>> start Material shown

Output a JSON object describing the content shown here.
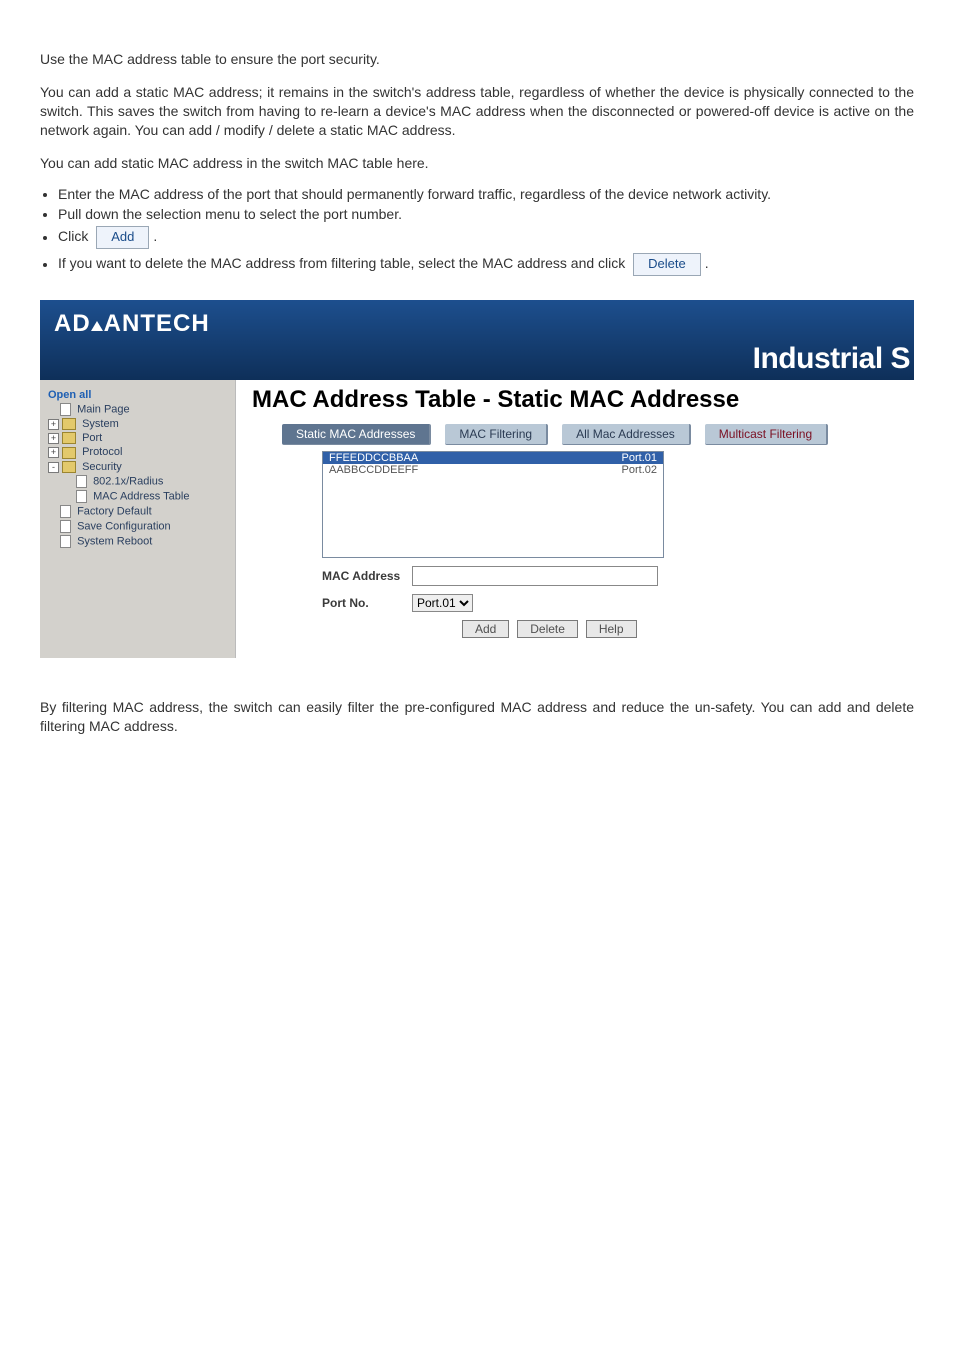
{
  "intro": {
    "p1": "Use the MAC address table to ensure the port security.",
    "p2": "You can add a static MAC address; it remains in the switch's address table, regardless of whether the device is physically connected to the switch. This saves the switch from having to re-learn a device's MAC address when the disconnected or powered-off device is active on the network again. You can add / modify / delete a static MAC address.",
    "p3": "You can add static MAC address in the switch MAC table here."
  },
  "bullets": {
    "b1": "Enter the MAC address of the port that should permanently forward traffic, regardless of the device network activity.",
    "b2": "Pull down the selection menu to select the port number.",
    "b3_prefix": "Click",
    "b3_btn": "Add",
    "b3_suffix": ".",
    "b4_prefix": "If you want to delete the MAC address from filtering table, select the MAC address and click",
    "b4_btn": "Delete",
    "b4_suffix": "."
  },
  "screenshot": {
    "brand": "ADVANTECH",
    "brand_a": "AD",
    "brand_b": "ANTECH",
    "slogan": "Industrial S",
    "sidebar": {
      "open_all": "Open all",
      "items": [
        {
          "label": "Main Page",
          "icon": "page",
          "indent": 1
        },
        {
          "label": "System",
          "icon": "folder",
          "plus": "+",
          "indent": 0
        },
        {
          "label": "Port",
          "icon": "folder",
          "plus": "+",
          "indent": 0
        },
        {
          "label": "Protocol",
          "icon": "folder",
          "plus": "+",
          "indent": 0
        },
        {
          "label": "Security",
          "icon": "folder",
          "plus": "-",
          "indent": 0
        },
        {
          "label": "802.1x/Radius",
          "icon": "page",
          "indent": 2
        },
        {
          "label": "MAC Address Table",
          "icon": "page",
          "indent": 2
        },
        {
          "label": "Factory Default",
          "icon": "page",
          "indent": 1
        },
        {
          "label": "Save Configuration",
          "icon": "page",
          "indent": 1
        },
        {
          "label": "System Reboot",
          "icon": "page",
          "indent": 1
        }
      ]
    },
    "main": {
      "title": "MAC Address Table - Static MAC Addresse",
      "tabs": [
        "Static MAC Addresses",
        "MAC Filtering",
        "All Mac Addresses",
        "Multicast Filtering"
      ],
      "active_tab": 0,
      "listbox": [
        {
          "mac": "FFEEDDCCBBAA",
          "port": "Port.01",
          "selected": true
        },
        {
          "mac": "AABBCCDDEEFF",
          "port": "Port.02",
          "selected": false
        }
      ],
      "form": {
        "mac_label": "MAC Address",
        "mac_value": "",
        "port_label": "Port No.",
        "port_value": "Port.01"
      },
      "buttons": {
        "add": "Add",
        "delete": "Delete",
        "help": "Help"
      }
    }
  },
  "outro": {
    "p1": "By filtering MAC address, the switch can easily filter the pre-configured MAC address and reduce the un-safety. You can add and delete filtering MAC address."
  }
}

>> end Material shown

● Exercise description
Make an exact copy of every entry above, minus the images.

● Exercise result
Output a JSON object describing the content shown here.
{
  "intro": {
    "p1": "Use the MAC address table to ensure the port security.",
    "p2": "You can add a static MAC address; it remains in the switch's address table, regardless of whether the device is physically connected to the switch. This saves the switch from having to re-learn a device's MAC address when the disconnected or powered-off device is active on the network again. You can add / modify / delete a static MAC address.",
    "p3": "You can add static MAC address in the switch MAC table here."
  },
  "bullets": {
    "b1": "Enter the MAC address of the port that should permanently forward traffic, regardless of the device network activity.",
    "b2": "Pull down the selection menu to select the port number.",
    "b3_prefix": "Click",
    "b3_btn": "Add",
    "b3_suffix": ".",
    "b4_prefix": "If you want to delete the MAC address from filtering table, select the MAC address and click",
    "b4_btn": "Delete",
    "b4_suffix": "."
  },
  "screenshot": {
    "brand": "ADVANTECH",
    "brand_a": "AD",
    "brand_b": "ANTECH",
    "slogan": "Industrial S",
    "sidebar": {
      "open_all": "Open all",
      "items": [
        {
          "label": "Main Page",
          "icon": "page",
          "indent": 1
        },
        {
          "label": "System",
          "icon": "folder",
          "plus": "+",
          "indent": 0
        },
        {
          "label": "Port",
          "icon": "folder",
          "plus": "+",
          "indent": 0
        },
        {
          "label": "Protocol",
          "icon": "folder",
          "plus": "+",
          "indent": 0
        },
        {
          "label": "Security",
          "icon": "folder",
          "plus": "-",
          "indent": 0
        },
        {
          "label": "802.1x/Radius",
          "icon": "page",
          "indent": 2
        },
        {
          "label": "MAC Address Table",
          "icon": "page",
          "indent": 2
        },
        {
          "label": "Factory Default",
          "icon": "page",
          "indent": 1
        },
        {
          "label": "Save Configuration",
          "icon": "page",
          "indent": 1
        },
        {
          "label": "System Reboot",
          "icon": "page",
          "indent": 1
        }
      ]
    },
    "main": {
      "title": "MAC Address Table - Static MAC Addresse",
      "tabs": [
        "Static MAC Addresses",
        "MAC Filtering",
        "All Mac Addresses",
        "Multicast Filtering"
      ],
      "active_tab": 0,
      "listbox": [
        {
          "mac": "FFEEDDCCBBAA",
          "port": "Port.01",
          "selected": true
        },
        {
          "mac": "AABBCCDDEEFF",
          "port": "Port.02",
          "selected": false
        }
      ],
      "form": {
        "mac_label": "MAC Address",
        "mac_value": "",
        "port_label": "Port No.",
        "port_value": "Port.01"
      },
      "buttons": {
        "add": "Add",
        "delete": "Delete",
        "help": "Help"
      }
    }
  },
  "outro": {
    "p1": "By filtering MAC address, the switch can easily filter the pre-configured MAC address and reduce the un-safety. You can add and delete filtering MAC address."
  }
}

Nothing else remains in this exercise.